» Excerpted data:
===

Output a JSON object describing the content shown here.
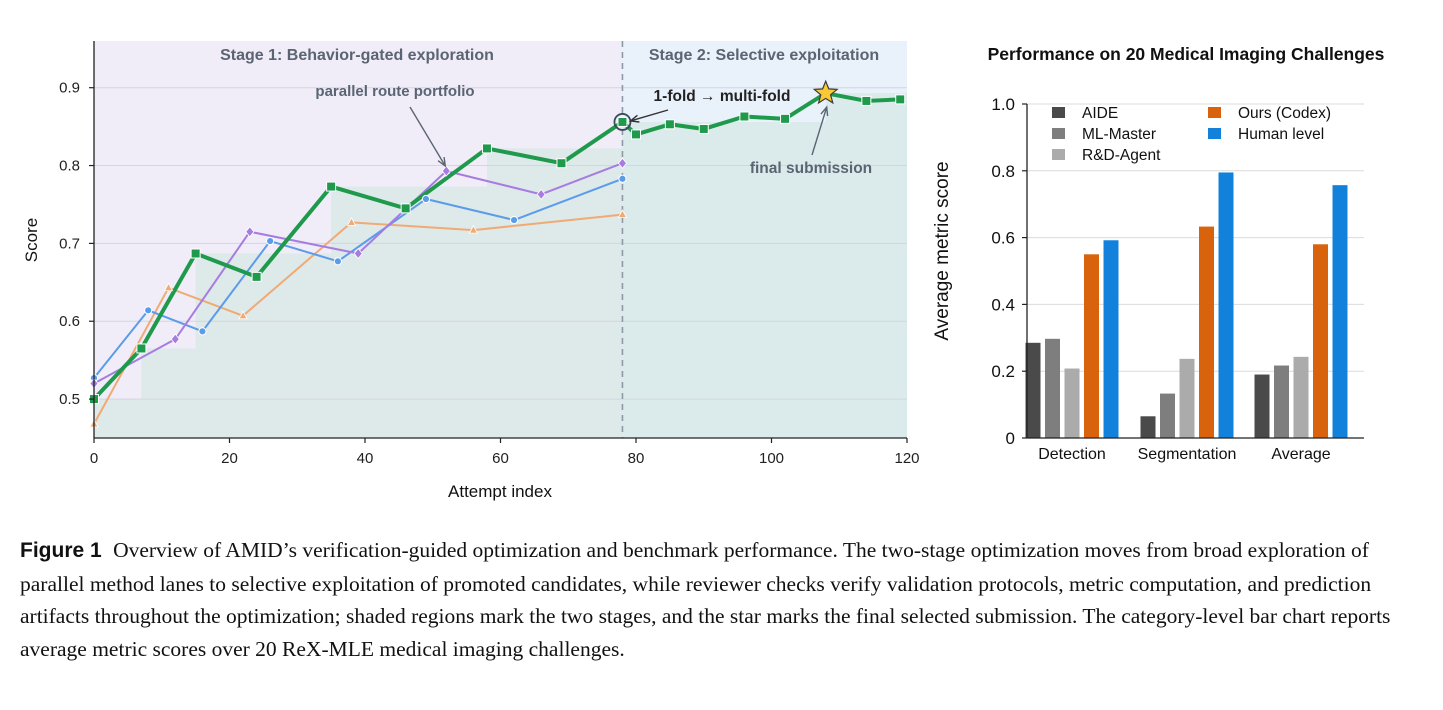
{
  "chart_data": [
    {
      "type": "line",
      "xlabel": "Attempt index",
      "ylabel": "Score",
      "xlim": [
        0,
        120
      ],
      "ylim": [
        0.45,
        0.96
      ],
      "xticks": [
        "0",
        "20",
        "40",
        "60",
        "80",
        "100",
        "120"
      ],
      "yticks": [
        "0.5",
        "0.6",
        "0.7",
        "0.8",
        "0.9"
      ],
      "stage_boundary_x": 78,
      "stages": [
        {
          "label": "Stage 1: Behavior-gated exploration",
          "x_range": [
            0,
            78
          ],
          "color": "#f0edf8"
        },
        {
          "label": "Stage 2: Selective exploitation",
          "x_range": [
            78,
            120
          ],
          "color": "#e9f1fb"
        }
      ],
      "annotations": [
        {
          "text": "parallel route portfolio",
          "x": 44,
          "y": 0.897,
          "arrow_to": [
            52,
            0.793
          ]
        },
        {
          "text": "1-fold → multi-fold",
          "x": 88,
          "y": 0.887,
          "arrow_to": [
            78,
            0.856
          ]
        },
        {
          "text": "final submission",
          "x": 95,
          "y": 0.802,
          "arrow_to": [
            108,
            0.893
          ]
        }
      ],
      "best_so_far_steps": [
        [
          0,
          0.5
        ],
        [
          7,
          0.565
        ],
        [
          15,
          0.687
        ],
        [
          35,
          0.773
        ],
        [
          58,
          0.822
        ],
        [
          78,
          0.856
        ],
        [
          108,
          0.893
        ],
        [
          120,
          0.893
        ]
      ],
      "series": [
        {
          "color": "#f0aa74",
          "marker": "triangle",
          "x": [
            0,
            11,
            22,
            38,
            56,
            78
          ],
          "y": [
            0.468,
            0.643,
            0.607,
            0.727,
            0.717,
            0.737
          ]
        },
        {
          "color": "#5a9bea",
          "marker": "circle",
          "x": [
            0,
            8,
            16,
            26,
            36,
            49,
            62,
            78
          ],
          "y": [
            0.527,
            0.614,
            0.587,
            0.703,
            0.677,
            0.757,
            0.73,
            0.783
          ]
        },
        {
          "color": "#a77ce0",
          "marker": "diamond",
          "x": [
            0,
            12,
            23,
            39,
            52,
            66,
            78
          ],
          "y": [
            0.52,
            0.577,
            0.715,
            0.687,
            0.793,
            0.763,
            0.803
          ]
        },
        {
          "color": "#1f9a4c",
          "marker": "square",
          "bold": true,
          "x": [
            0,
            7,
            15,
            24,
            35,
            46,
            58,
            69,
            78,
            80,
            85,
            90,
            96,
            102,
            108,
            114,
            119
          ],
          "y": [
            0.5,
            0.565,
            0.687,
            0.657,
            0.773,
            0.745,
            0.822,
            0.803,
            0.856,
            0.84,
            0.853,
            0.847,
            0.863,
            0.86,
            0.893,
            0.883,
            0.885
          ]
        }
      ],
      "final_submission": {
        "x": 108,
        "y": 0.893,
        "marker": "star",
        "color": "#f7c934"
      }
    },
    {
      "type": "bar",
      "title": "Performance on 20 Medical Imaging Challenges",
      "ylabel": "Average metric score",
      "categories": [
        "Detection",
        "Segmentation",
        "Average"
      ],
      "ylim": [
        0,
        1.0
      ],
      "yticks": [
        "0",
        "0.2",
        "0.4",
        "0.6",
        "0.8",
        "1.0"
      ],
      "legend": {
        "placement": "top-left",
        "columns": 2
      },
      "series": [
        {
          "name": "AIDE",
          "color": "#4a4a4a",
          "values": [
            0.285,
            0.065,
            0.19
          ]
        },
        {
          "name": "ML-Master",
          "color": "#7e7e7e",
          "values": [
            0.297,
            0.133,
            0.217
          ]
        },
        {
          "name": "R&D-Agent",
          "color": "#ababab",
          "values": [
            0.208,
            0.237,
            0.243
          ]
        },
        {
          "name": "Ours (Codex)",
          "color": "#d9620c",
          "values": [
            0.55,
            0.633,
            0.58
          ]
        },
        {
          "name": "Human level",
          "color": "#1281dc",
          "values": [
            0.592,
            0.795,
            0.757
          ]
        }
      ]
    }
  ],
  "caption": {
    "label": "Figure 1",
    "text": "Overview of AMID’s verification-guided optimization and benchmark performance. The two-stage optimization moves from broad exploration of parallel method lanes to selective exploitation of promoted candidates, while reviewer checks verify validation protocols, metric computation, and prediction artifacts throughout the optimization; shaded regions mark the two stages, and the star marks the final selected submission. The category-level bar chart reports average metric scores over 20 ReX-MLE medical imaging challenges."
  }
}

===

For this exercise, gather every line of the data that contains the word "parallel".

          "text": "parallel route portfolio",
    "text": "Overview of AMID’s verification-guided optimization and benchmark performance. The two-stage optimization moves from broad exploration of parallel method lanes to selective exploitation of promoted candidates, while reviewer checks verify validation protocols, metric computation, and prediction artifacts throughout the optimization; shaded regions mark the two stages, and the star marks the final selected submission. The category-level bar chart reports average metric scores over 20 ReX-MLE medical imaging challenges."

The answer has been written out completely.